* _Brano del documento_:
= = = =

Possibili Tracce Maturità 2018

Da Pirandello a Moro, ecco tutte le aspettative dei maturandi per la prima prova e sullo scritto di greco.

tracce-maturità-2018

E’ scattato il toto-nome per le prove d’esame della maturità 2018. Il giorno della “prima prova” si avvicina e cresce la tensione fra i tanti maturandi che, tra caffè, bevande energetiche, sigarette e lacrimoni, si interrogano sul tema delle prove che dovranno sostenere a partire dal 20 giugno. Il sito internet Skuola.net ha deciso quindi di chiedere agli studenti attraverso un questionario online, le loro aspettative per ciò che riguarda la prima prova ministeriale, lo scritto di italiano.

= = = =

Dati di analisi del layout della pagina
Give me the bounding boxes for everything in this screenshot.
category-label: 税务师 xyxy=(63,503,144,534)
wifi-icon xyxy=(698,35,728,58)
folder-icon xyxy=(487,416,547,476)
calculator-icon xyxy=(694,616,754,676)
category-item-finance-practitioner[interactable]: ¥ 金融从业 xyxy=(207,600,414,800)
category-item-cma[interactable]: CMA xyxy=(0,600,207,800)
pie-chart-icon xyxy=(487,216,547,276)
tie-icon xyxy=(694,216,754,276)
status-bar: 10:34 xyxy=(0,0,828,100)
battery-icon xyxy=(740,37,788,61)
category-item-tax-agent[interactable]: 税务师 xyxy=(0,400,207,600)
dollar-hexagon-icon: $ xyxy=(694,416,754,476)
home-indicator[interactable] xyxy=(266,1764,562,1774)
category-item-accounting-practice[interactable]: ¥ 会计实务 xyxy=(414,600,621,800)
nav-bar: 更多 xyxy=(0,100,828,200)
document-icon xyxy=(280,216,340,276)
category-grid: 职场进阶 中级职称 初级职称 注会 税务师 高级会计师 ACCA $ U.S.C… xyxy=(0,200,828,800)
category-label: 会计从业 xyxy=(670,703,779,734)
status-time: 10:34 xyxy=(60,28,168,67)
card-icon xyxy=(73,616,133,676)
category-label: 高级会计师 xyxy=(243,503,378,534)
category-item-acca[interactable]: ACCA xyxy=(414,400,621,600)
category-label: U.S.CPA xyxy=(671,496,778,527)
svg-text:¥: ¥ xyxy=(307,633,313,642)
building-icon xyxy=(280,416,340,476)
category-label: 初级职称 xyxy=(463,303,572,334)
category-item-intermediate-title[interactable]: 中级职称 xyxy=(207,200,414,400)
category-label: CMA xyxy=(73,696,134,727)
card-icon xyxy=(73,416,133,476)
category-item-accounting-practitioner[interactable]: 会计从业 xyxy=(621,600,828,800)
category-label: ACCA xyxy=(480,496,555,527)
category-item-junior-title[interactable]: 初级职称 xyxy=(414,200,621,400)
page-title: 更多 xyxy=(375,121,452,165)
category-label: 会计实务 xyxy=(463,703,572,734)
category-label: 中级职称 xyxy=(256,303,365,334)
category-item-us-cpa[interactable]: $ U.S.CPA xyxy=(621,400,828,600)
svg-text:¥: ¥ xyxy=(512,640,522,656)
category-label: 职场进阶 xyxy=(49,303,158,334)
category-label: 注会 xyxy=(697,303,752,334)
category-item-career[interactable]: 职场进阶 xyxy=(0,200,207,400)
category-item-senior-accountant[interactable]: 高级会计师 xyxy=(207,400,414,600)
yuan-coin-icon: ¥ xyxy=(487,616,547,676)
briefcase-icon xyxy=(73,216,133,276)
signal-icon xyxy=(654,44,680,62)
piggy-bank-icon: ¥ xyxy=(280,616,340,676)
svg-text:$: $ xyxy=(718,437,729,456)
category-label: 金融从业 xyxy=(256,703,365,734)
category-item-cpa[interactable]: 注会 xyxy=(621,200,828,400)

= = = =

Nell'articolo sulle tracce della maturità 2018, riscrivi la parte che si apre con le parole contenenti "tracce-maturità-2018" e si chiude con "scritto di italiano.", sostituendo "sigarette" con "tisane". I dati non servono per lo svolgimento.

* _Soluzione_:
tracce-maturità-2018

E’ scattato il toto-nome per le prove d’esame della maturità 2018. Il giorno della “prima prova” si avvicina e cresce la tensione fra i tanti maturandi che, tra caffè, bevande energetiche, tisane e lacrimoni, si interrogano sul tema delle prove che dovranno sostenere a partire dal 20 giugno. Il sito internet Skuola.net ha deciso quindi di chiedere agli studenti attraverso un questionario online, le loro aspettative per ciò che riguarda la prima prova ministeriale, lo scritto di italiano.